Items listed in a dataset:
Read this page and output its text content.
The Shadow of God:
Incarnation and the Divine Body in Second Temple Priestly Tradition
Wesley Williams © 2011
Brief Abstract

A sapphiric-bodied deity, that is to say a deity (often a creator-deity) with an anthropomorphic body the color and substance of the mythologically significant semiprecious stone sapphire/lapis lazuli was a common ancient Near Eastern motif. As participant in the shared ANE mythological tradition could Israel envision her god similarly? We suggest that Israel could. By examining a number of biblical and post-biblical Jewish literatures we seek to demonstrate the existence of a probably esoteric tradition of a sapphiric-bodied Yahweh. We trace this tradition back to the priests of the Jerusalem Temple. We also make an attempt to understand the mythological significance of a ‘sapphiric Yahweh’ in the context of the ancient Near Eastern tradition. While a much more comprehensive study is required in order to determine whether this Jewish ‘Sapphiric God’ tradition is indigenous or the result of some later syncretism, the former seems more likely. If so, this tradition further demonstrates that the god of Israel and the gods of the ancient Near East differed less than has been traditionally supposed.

### Written problem
Without omitting anything, output the entries exactly.

### Answer to this task
Read this page and output its text content.
The Shadow of God:
Incarnation and the Divine Body in Second Temple Priestly Tradition
Wesley Williams © 2011
Brief Abstract

A sapphiric-bodied deity, that is to say a deity (often a creator-deity) with an anthropomorphic body the color and substance of the mythologically significant semiprecious stone sapphire/lapis lazuli was a common ancient Near Eastern motif. As participant in the shared ANE mythological tradition could Israel envision her god similarly? We suggest that Israel could. By examining a number of biblical and post-biblical Jewish literatures we seek to demonstrate the existence of a probably esoteric tradition of a sapphiric-bodied Yahweh. We trace this tradition back to the priests of the Jerusalem Temple. We also make an attempt to understand the mythological significance of a ‘sapphiric Yahweh’ in the context of the ancient Near Eastern tradition. While a much more comprehensive study is required in order to determine whether this Jewish ‘Sapphiric God’ tradition is indigenous or the result of some later syncretism, the former seems more likely. If so, this tradition further demonstrates that the god of Israel and the gods of the ancient Near East differed less than has been traditionally supposed.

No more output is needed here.